▸ Raw records
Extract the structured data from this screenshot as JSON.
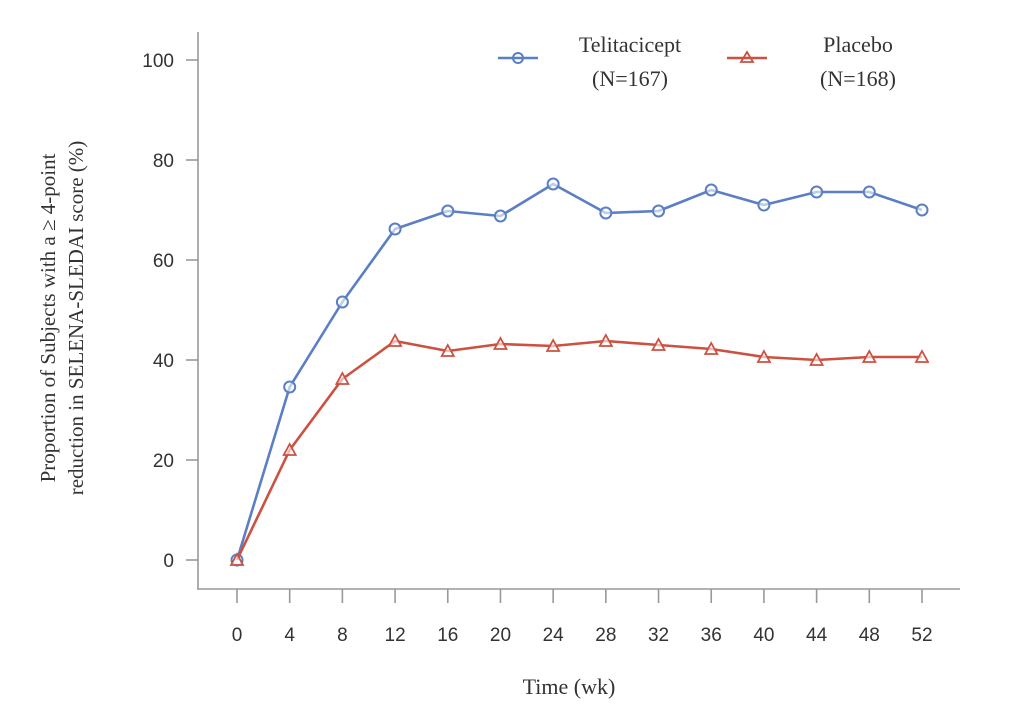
{
  "chart_data": {
    "type": "line",
    "title": "",
    "xlabel": "Time (wk)",
    "ylabel_lines": [
      "Proportion of Subjects with a ≥ 4-point",
      "reduction in SELENA-SLEDAI score (%)"
    ],
    "x": [
      0,
      4,
      8,
      12,
      16,
      20,
      24,
      28,
      32,
      36,
      40,
      44,
      48,
      52
    ],
    "xticks": [
      "0",
      "4",
      "8",
      "12",
      "16",
      "20",
      "24",
      "28",
      "32",
      "36",
      "40",
      "44",
      "48",
      "52"
    ],
    "yticks": [
      "0",
      "20",
      "40",
      "60",
      "80",
      "100"
    ],
    "xlim": [
      -3,
      56
    ],
    "ylim": [
      0,
      100
    ],
    "grid": false,
    "legend_position": "top-right",
    "series": [
      {
        "name": "Telitacicept",
        "n_label": "(N=167)",
        "color": "#5b7fc4",
        "marker": "circle",
        "values": [
          0,
          34.6,
          51.6,
          66.2,
          69.8,
          68.8,
          75.2,
          69.4,
          69.8,
          74.0,
          71.0,
          73.6,
          73.6,
          70.0
        ]
      },
      {
        "name": "Placebo",
        "n_label": "(N=168)",
        "color": "#cc5140",
        "marker": "triangle",
        "values": [
          0,
          22.0,
          36.2,
          43.8,
          41.8,
          43.2,
          42.8,
          43.8,
          43.0,
          42.2,
          40.6,
          40.0,
          40.6,
          40.6
        ]
      }
    ]
  }
}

▸ Your instructions
Without the pictures, reproduce every line of the records above exactly.

▸ Expected output
Extract the structured data from this screenshot as JSON.
{
  "chart_data": {
    "type": "line",
    "title": "",
    "xlabel": "Time (wk)",
    "ylabel_lines": [
      "Proportion of Subjects with a ≥ 4-point",
      "reduction in SELENA-SLEDAI score (%)"
    ],
    "x": [
      0,
      4,
      8,
      12,
      16,
      20,
      24,
      28,
      32,
      36,
      40,
      44,
      48,
      52
    ],
    "xticks": [
      "0",
      "4",
      "8",
      "12",
      "16",
      "20",
      "24",
      "28",
      "32",
      "36",
      "40",
      "44",
      "48",
      "52"
    ],
    "yticks": [
      "0",
      "20",
      "40",
      "60",
      "80",
      "100"
    ],
    "xlim": [
      -3,
      56
    ],
    "ylim": [
      0,
      100
    ],
    "grid": false,
    "legend_position": "top-right",
    "series": [
      {
        "name": "Telitacicept",
        "n_label": "(N=167)",
        "color": "#5b7fc4",
        "marker": "circle",
        "values": [
          0,
          34.6,
          51.6,
          66.2,
          69.8,
          68.8,
          75.2,
          69.4,
          69.8,
          74.0,
          71.0,
          73.6,
          73.6,
          70.0
        ]
      },
      {
        "name": "Placebo",
        "n_label": "(N=168)",
        "color": "#cc5140",
        "marker": "triangle",
        "values": [
          0,
          22.0,
          36.2,
          43.8,
          41.8,
          43.2,
          42.8,
          43.8,
          43.0,
          42.2,
          40.6,
          40.0,
          40.6,
          40.6
        ]
      }
    ]
  }
}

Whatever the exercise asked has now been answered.